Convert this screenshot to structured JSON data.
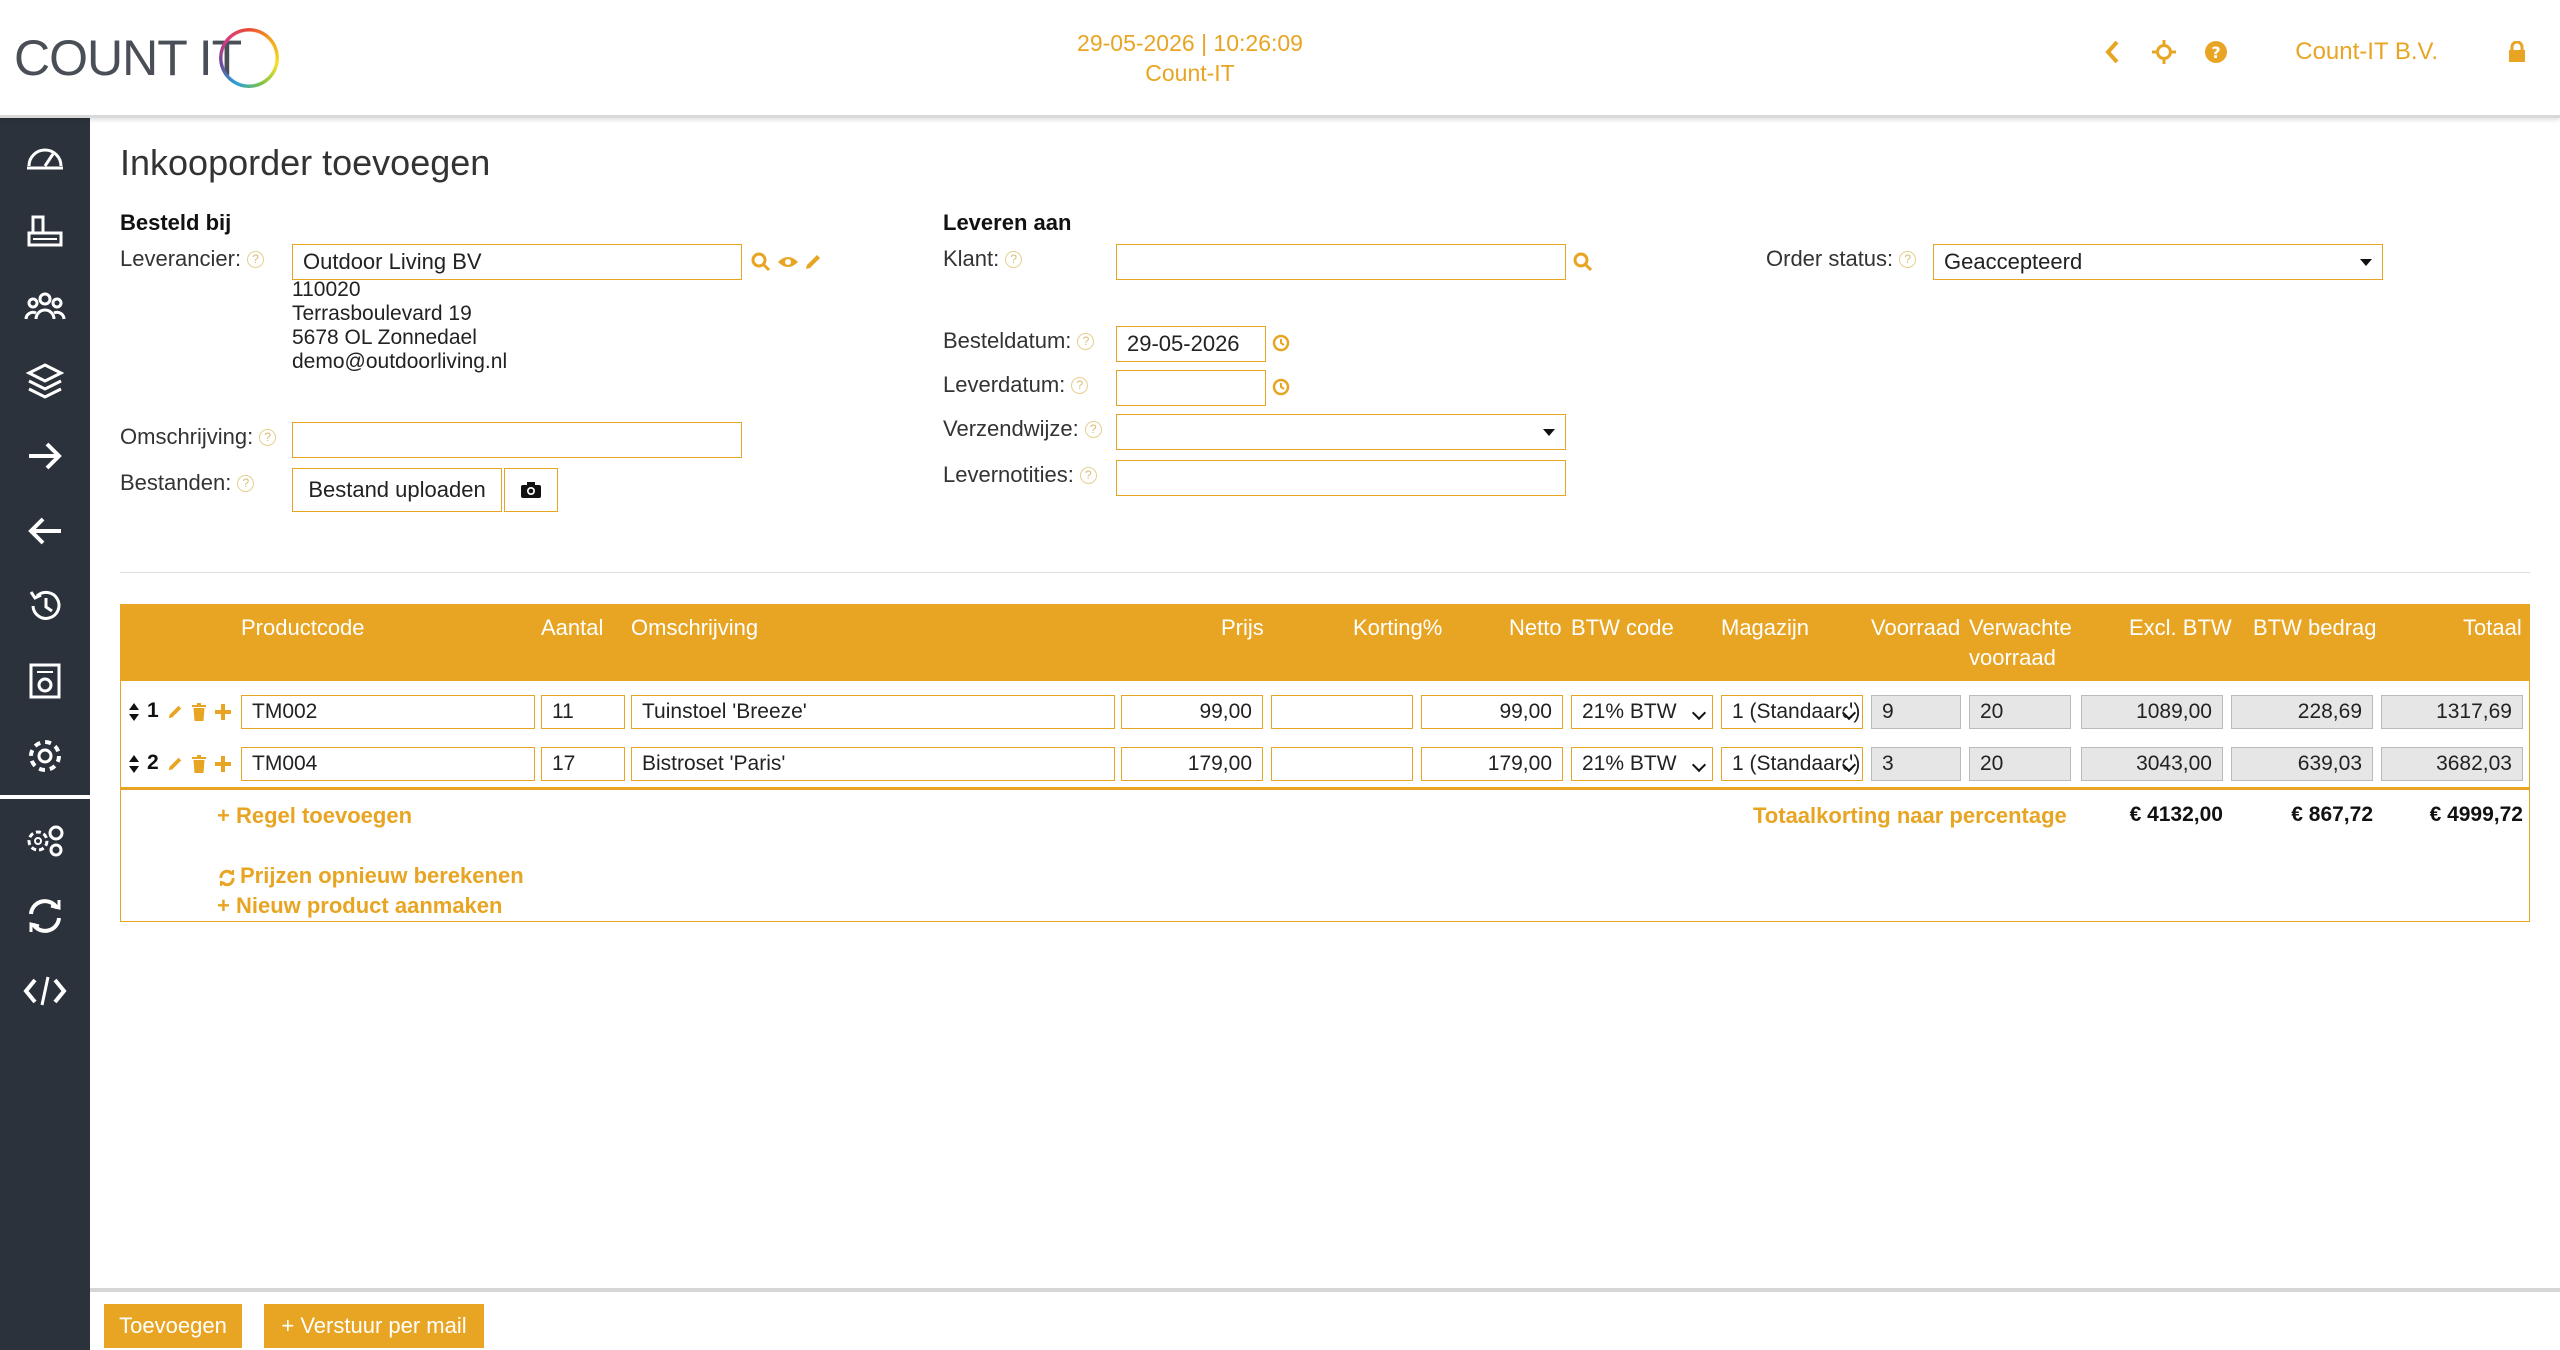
{
  "header": {
    "datetime": "29-05-2026 | 10:26:09",
    "app_name": "Count-IT",
    "company": "Count-IT B.V.",
    "logo_text": "COUNT IT"
  },
  "page": {
    "title": "Inkooporder toevoegen"
  },
  "supplier_section": {
    "title": "Besteld bij",
    "supplier_label": "Leverancier:",
    "supplier_value": "Outdoor Living BV",
    "address_lines": [
      "110020",
      "Terrasboulevard 19",
      "5678 OL Zonnedael",
      "demo@outdoorliving.nl"
    ],
    "description_label": "Omschrijving:",
    "description_value": "",
    "files_label": "Bestanden:",
    "upload_label": "Bestand uploaden"
  },
  "delivery_section": {
    "title": "Leveren aan",
    "customer_label": "Klant:",
    "customer_value": "",
    "order_date_label": "Besteldatum:",
    "order_date_value": "29-05-2026",
    "delivery_date_label": "Leverdatum:",
    "delivery_date_value": "",
    "shipping_label": "Verzendwijze:",
    "shipping_value": "",
    "notes_label": "Levernotities:",
    "notes_value": ""
  },
  "status": {
    "label": "Order status:",
    "value": "Geaccepteerd"
  },
  "table": {
    "headers": {
      "productcode": "Productcode",
      "aantal": "Aantal",
      "omschrijving": "Omschrijving",
      "prijs": "Prijs",
      "korting": "Korting%",
      "netto": "Netto",
      "btw_code": "BTW code",
      "magazijn": "Magazijn",
      "voorraad": "Voorraad",
      "verwachte_1": "Verwachte",
      "verwachte_2": "voorraad",
      "excl_btw": "Excl. BTW",
      "btw_bedrag": "BTW bedrag",
      "totaal": "Totaal"
    },
    "rows": [
      {
        "nr": "1",
        "productcode": "TM002",
        "aantal": "11",
        "omschrijving": "Tuinstoel 'Breeze'",
        "prijs": "99,00",
        "korting": "",
        "netto": "99,00",
        "btw_code": "21% BTW",
        "magazijn": "1 (Standaard)",
        "voorraad": "9",
        "verwacht": "20",
        "excl_btw": "1089,00",
        "btw_bedrag": "228,69",
        "totaal": "1317,69"
      },
      {
        "nr": "2",
        "productcode": "TM004",
        "aantal": "17",
        "omschrijving": "Bistroset 'Paris'",
        "prijs": "179,00",
        "korting": "",
        "netto": "179,00",
        "btw_code": "21% BTW",
        "magazijn": "1 (Standaard)",
        "voorraad": "3",
        "verwacht": "20",
        "excl_btw": "3043,00",
        "btw_bedrag": "639,03",
        "totaal": "3682,03"
      }
    ],
    "add_row_label": "+ Regel toevoegen",
    "discount_label": "Totaalkorting naar percentage",
    "total_excl": "€ 4132,00",
    "total_btw": "€ 867,72",
    "total_incl": "€ 4999,72",
    "recalc_label": "Prijzen opnieuw berekenen",
    "new_product_label": "+ Nieuw product aanmaken"
  },
  "footer": {
    "add_label": "Toevoegen",
    "mail_label": "+ Verstuur per mail"
  },
  "colors": {
    "accent": "#e8a523",
    "sidebar": "#2b323b"
  },
  "icons": [
    "dashboard-icon",
    "cashregister-icon",
    "users-icon",
    "layers-icon",
    "arrow-right-icon",
    "arrow-left-icon",
    "history-icon",
    "reports-icon",
    "gear-icon",
    "gears-icon",
    "sync-icon",
    "code-icon"
  ]
}
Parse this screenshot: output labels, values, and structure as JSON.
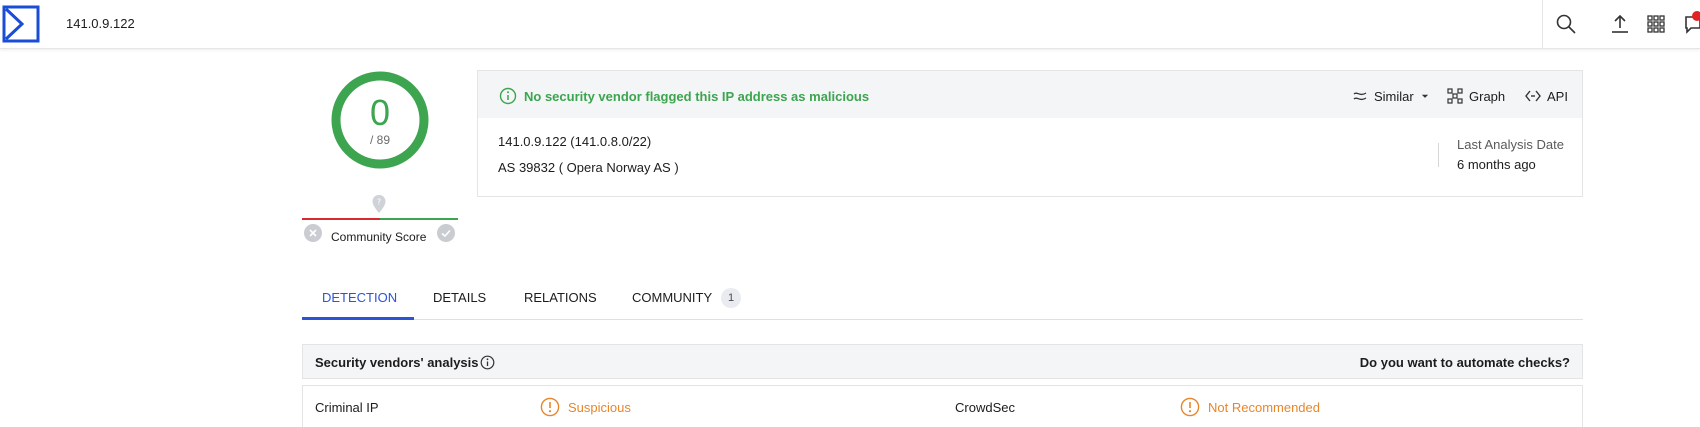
{
  "header": {
    "search_value": "141.0.9.122",
    "icons": [
      "sigma-logo-icon",
      "search-icon",
      "upload-icon",
      "apps-grid-icon",
      "notifications-icon"
    ]
  },
  "score": {
    "detections": "0",
    "total": "/ 89",
    "community_label": "Community Score",
    "colors": {
      "clean": "#3da44f",
      "malicious": "#d9282f"
    }
  },
  "summary": {
    "status_text": "No security vendor flagged this IP address as malicious",
    "actions": {
      "similar": "Similar",
      "graph": "Graph",
      "api": "API"
    },
    "ip_range": "141.0.9.122  (141.0.8.0/22)",
    "asn": "AS 39832  ( Opera Norway AS )",
    "last_analysis_label": "Last Analysis Date",
    "last_analysis_value": "6 months ago"
  },
  "tabs": [
    {
      "label": "DETECTION",
      "active": true
    },
    {
      "label": "DETAILS"
    },
    {
      "label": "RELATIONS"
    },
    {
      "label": "COMMUNITY",
      "badge": "1"
    }
  ],
  "vendors": {
    "title": "Security vendors' analysis",
    "automate_text": "Do you want to automate checks?",
    "rows": [
      {
        "left_name": "Criminal IP",
        "left_status": "Suspicious",
        "right_name": "CrowdSec",
        "right_status": "Not Recommended"
      }
    ],
    "status_color": "#e8862a"
  }
}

◆ WHAT YOU ARE ASKED TO DO: All of the entries above should be duplicated exactly, except for the pictures.

◆ IN RESPONSE:
Convert this screenshot to structured JSON data.
{
  "header": {
    "datetime": "29-05-2026 | 10:26:09",
    "app_name": "Count-IT",
    "company": "Count-IT B.V.",
    "logo_text": "COUNT IT"
  },
  "page": {
    "title": "Inkooporder toevoegen"
  },
  "supplier_section": {
    "title": "Besteld bij",
    "supplier_label": "Leverancier:",
    "supplier_value": "Outdoor Living BV",
    "address_lines": [
      "110020",
      "Terrasboulevard 19",
      "5678 OL Zonnedael",
      "demo@outdoorliving.nl"
    ],
    "description_label": "Omschrijving:",
    "description_value": "",
    "files_label": "Bestanden:",
    "upload_label": "Bestand uploaden"
  },
  "delivery_section": {
    "title": "Leveren aan",
    "customer_label": "Klant:",
    "customer_value": "",
    "order_date_label": "Besteldatum:",
    "order_date_value": "29-05-2026",
    "delivery_date_label": "Leverdatum:",
    "delivery_date_value": "",
    "shipping_label": "Verzendwijze:",
    "shipping_value": "",
    "notes_label": "Levernotities:",
    "notes_value": ""
  },
  "status": {
    "label": "Order status:",
    "value": "Geaccepteerd"
  },
  "table": {
    "headers": {
      "productcode": "Productcode",
      "aantal": "Aantal",
      "omschrijving": "Omschrijving",
      "prijs": "Prijs",
      "korting": "Korting%",
      "netto": "Netto",
      "btw_code": "BTW code",
      "magazijn": "Magazijn",
      "voorraad": "Voorraad",
      "verwachte_1": "Verwachte",
      "verwachte_2": "voorraad",
      "excl_btw": "Excl. BTW",
      "btw_bedrag": "BTW bedrag",
      "totaal": "Totaal"
    },
    "rows": [
      {
        "nr": "1",
        "productcode": "TM002",
        "aantal": "11",
        "omschrijving": "Tuinstoel 'Breeze'",
        "prijs": "99,00",
        "korting": "",
        "netto": "99,00",
        "btw_code": "21% BTW",
        "magazijn": "1 (Standaard)",
        "voorraad": "9",
        "verwacht": "20",
        "excl_btw": "1089,00",
        "btw_bedrag": "228,69",
        "totaal": "1317,69"
      },
      {
        "nr": "2",
        "productcode": "TM004",
        "aantal": "17",
        "omschrijving": "Bistroset 'Paris'",
        "prijs": "179,00",
        "korting": "",
        "netto": "179,00",
        "btw_code": "21% BTW",
        "magazijn": "1 (Standaard)",
        "voorraad": "3",
        "verwacht": "20",
        "excl_btw": "3043,00",
        "btw_bedrag": "639,03",
        "totaal": "3682,03"
      }
    ],
    "add_row_label": "+ Regel toevoegen",
    "discount_label": "Totaalkorting naar percentage",
    "total_excl": "€ 4132,00",
    "total_btw": "€ 867,72",
    "total_incl": "€ 4999,72",
    "recalc_label": "Prijzen opnieuw berekenen",
    "new_product_label": "+ Nieuw product aanmaken"
  },
  "footer": {
    "add_label": "Toevoegen",
    "mail_label": "+ Verstuur per mail"
  },
  "colors": {
    "accent": "#e8a523",
    "sidebar": "#2b323b"
  },
  "icons": [
    "dashboard-icon",
    "cashregister-icon",
    "users-icon",
    "layers-icon",
    "arrow-right-icon",
    "arrow-left-icon",
    "history-icon",
    "reports-icon",
    "gear-icon",
    "gears-icon",
    "sync-icon",
    "code-icon"
  ]
}
Parse this screenshot: output labels, values, and structure as JSON.
{
  "header": {
    "search_value": "141.0.9.122",
    "icons": [
      "sigma-logo-icon",
      "search-icon",
      "upload-icon",
      "apps-grid-icon",
      "notifications-icon"
    ]
  },
  "score": {
    "detections": "0",
    "total": "/ 89",
    "community_label": "Community Score",
    "colors": {
      "clean": "#3da44f",
      "malicious": "#d9282f"
    }
  },
  "summary": {
    "status_text": "No security vendor flagged this IP address as malicious",
    "actions": {
      "similar": "Similar",
      "graph": "Graph",
      "api": "API"
    },
    "ip_range": "141.0.9.122  (141.0.8.0/22)",
    "asn": "AS 39832  ( Opera Norway AS )",
    "last_analysis_label": "Last Analysis Date",
    "last_analysis_value": "6 months ago"
  },
  "tabs": [
    {
      "label": "DETECTION",
      "active": true
    },
    {
      "label": "DETAILS"
    },
    {
      "label": "RELATIONS"
    },
    {
      "label": "COMMUNITY",
      "badge": "1"
    }
  ],
  "vendors": {
    "title": "Security vendors' analysis",
    "automate_text": "Do you want to automate checks?",
    "rows": [
      {
        "left_name": "Criminal IP",
        "left_status": "Suspicious",
        "right_name": "CrowdSec",
        "right_status": "Not Recommended"
      }
    ],
    "status_color": "#e8862a"
  }
}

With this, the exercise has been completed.